Extracted records:

_ _ _

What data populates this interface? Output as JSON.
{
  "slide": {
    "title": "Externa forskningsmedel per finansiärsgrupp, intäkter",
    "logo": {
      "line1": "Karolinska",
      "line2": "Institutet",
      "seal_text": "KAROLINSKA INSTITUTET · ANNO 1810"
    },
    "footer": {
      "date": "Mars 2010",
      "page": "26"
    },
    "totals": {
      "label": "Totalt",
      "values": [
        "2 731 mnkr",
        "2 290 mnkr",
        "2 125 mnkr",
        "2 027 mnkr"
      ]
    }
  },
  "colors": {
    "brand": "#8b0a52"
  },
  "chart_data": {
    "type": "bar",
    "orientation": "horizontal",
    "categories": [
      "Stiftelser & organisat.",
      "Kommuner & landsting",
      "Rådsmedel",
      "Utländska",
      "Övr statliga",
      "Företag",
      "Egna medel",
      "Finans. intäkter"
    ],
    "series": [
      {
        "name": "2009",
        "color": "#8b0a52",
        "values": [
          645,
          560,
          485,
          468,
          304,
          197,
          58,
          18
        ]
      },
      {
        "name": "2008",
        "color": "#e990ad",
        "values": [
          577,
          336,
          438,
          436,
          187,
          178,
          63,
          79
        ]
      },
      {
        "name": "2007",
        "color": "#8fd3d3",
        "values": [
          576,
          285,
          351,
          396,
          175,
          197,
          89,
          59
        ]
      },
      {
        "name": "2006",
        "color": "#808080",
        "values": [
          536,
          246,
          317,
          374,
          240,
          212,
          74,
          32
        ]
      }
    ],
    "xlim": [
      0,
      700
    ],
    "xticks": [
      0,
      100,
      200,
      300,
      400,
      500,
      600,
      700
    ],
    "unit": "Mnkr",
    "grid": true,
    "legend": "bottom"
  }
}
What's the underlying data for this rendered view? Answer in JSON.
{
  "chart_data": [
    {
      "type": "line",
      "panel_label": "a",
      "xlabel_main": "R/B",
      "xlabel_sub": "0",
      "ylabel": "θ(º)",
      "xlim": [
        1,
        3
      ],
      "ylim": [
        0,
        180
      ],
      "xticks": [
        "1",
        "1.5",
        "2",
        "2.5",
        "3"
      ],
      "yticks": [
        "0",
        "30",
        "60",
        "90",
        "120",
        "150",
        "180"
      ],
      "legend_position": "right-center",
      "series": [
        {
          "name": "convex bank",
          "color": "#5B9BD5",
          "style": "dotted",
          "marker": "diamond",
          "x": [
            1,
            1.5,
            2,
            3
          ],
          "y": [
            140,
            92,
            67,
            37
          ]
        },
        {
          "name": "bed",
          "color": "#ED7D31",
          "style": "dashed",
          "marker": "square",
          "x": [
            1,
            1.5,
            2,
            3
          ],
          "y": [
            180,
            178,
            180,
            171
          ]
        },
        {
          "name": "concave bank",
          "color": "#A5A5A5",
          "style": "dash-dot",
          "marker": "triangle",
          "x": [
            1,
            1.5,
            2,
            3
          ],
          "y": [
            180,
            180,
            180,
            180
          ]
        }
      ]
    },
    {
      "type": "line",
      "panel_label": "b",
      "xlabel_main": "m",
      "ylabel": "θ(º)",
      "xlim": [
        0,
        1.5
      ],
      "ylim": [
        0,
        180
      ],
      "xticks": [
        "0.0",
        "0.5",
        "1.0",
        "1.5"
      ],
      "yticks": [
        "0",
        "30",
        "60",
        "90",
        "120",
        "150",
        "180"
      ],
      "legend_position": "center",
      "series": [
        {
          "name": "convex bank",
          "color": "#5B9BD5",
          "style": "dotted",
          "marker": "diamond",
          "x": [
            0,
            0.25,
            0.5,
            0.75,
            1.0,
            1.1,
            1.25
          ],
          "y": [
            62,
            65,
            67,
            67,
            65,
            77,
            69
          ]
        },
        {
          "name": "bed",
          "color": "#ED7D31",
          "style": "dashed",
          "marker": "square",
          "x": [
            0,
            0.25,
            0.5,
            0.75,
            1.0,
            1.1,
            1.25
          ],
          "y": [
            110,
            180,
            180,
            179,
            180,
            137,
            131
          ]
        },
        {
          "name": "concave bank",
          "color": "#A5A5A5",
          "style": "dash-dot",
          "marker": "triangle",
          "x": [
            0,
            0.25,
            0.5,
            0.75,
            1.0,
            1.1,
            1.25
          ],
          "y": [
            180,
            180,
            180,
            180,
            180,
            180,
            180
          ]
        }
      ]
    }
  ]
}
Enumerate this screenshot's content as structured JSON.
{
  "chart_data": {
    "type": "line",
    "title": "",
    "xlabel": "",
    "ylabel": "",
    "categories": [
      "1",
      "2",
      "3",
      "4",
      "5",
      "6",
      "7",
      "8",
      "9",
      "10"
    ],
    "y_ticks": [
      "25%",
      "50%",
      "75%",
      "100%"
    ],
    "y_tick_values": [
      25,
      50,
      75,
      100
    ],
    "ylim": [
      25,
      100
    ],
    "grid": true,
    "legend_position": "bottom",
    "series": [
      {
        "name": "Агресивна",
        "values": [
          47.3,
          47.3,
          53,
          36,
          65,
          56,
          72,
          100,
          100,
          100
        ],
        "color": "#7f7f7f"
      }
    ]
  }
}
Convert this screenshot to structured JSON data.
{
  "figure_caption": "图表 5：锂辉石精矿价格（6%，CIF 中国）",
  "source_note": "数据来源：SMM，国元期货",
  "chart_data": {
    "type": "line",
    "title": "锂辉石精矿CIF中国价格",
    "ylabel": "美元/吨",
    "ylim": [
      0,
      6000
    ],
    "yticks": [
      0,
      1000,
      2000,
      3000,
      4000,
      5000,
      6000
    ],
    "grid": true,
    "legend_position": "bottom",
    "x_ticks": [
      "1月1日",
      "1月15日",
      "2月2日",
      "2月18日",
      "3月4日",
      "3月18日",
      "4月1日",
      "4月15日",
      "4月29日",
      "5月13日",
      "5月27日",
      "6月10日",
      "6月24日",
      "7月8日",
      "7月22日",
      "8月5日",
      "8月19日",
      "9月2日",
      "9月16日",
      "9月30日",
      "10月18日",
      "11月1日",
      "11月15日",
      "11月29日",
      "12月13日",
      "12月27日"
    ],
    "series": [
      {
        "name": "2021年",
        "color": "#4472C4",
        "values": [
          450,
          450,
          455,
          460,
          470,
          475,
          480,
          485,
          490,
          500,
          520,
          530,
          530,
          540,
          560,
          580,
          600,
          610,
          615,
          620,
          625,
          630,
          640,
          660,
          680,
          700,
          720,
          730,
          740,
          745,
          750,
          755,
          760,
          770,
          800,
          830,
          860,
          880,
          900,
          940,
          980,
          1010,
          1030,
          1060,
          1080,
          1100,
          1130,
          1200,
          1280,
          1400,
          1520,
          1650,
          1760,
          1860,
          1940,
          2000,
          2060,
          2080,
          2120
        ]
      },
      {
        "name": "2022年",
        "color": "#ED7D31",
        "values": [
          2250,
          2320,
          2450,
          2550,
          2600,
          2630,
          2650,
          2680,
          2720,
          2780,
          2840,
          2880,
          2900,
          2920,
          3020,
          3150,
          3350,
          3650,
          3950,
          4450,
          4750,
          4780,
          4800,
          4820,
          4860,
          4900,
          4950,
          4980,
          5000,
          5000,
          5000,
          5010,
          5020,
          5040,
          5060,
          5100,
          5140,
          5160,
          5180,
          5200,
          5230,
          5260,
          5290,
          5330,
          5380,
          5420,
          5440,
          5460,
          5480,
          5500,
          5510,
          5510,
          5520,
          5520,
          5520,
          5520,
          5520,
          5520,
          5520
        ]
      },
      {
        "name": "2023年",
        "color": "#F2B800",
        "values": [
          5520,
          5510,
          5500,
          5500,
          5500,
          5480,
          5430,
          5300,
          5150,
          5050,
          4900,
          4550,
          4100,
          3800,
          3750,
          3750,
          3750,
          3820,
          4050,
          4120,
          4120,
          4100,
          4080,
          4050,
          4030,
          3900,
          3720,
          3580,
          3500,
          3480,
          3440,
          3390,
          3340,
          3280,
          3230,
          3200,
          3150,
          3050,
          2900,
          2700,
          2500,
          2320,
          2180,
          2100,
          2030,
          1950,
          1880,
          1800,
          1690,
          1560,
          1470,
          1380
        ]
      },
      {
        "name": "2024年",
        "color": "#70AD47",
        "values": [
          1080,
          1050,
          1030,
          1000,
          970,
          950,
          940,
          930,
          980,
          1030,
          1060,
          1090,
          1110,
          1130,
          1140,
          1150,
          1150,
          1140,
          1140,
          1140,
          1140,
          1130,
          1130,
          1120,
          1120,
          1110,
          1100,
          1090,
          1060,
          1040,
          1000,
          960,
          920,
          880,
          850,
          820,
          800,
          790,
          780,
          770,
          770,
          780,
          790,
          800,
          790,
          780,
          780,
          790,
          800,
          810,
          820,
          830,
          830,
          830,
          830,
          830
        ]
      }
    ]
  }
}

_ _ _

§ GIVEN PROBLEM: In the lines above, find each one with "center" and list it.

§ CORRECT OUTPUT:
      "legend_position": "right-center",
      "legend_position": "center",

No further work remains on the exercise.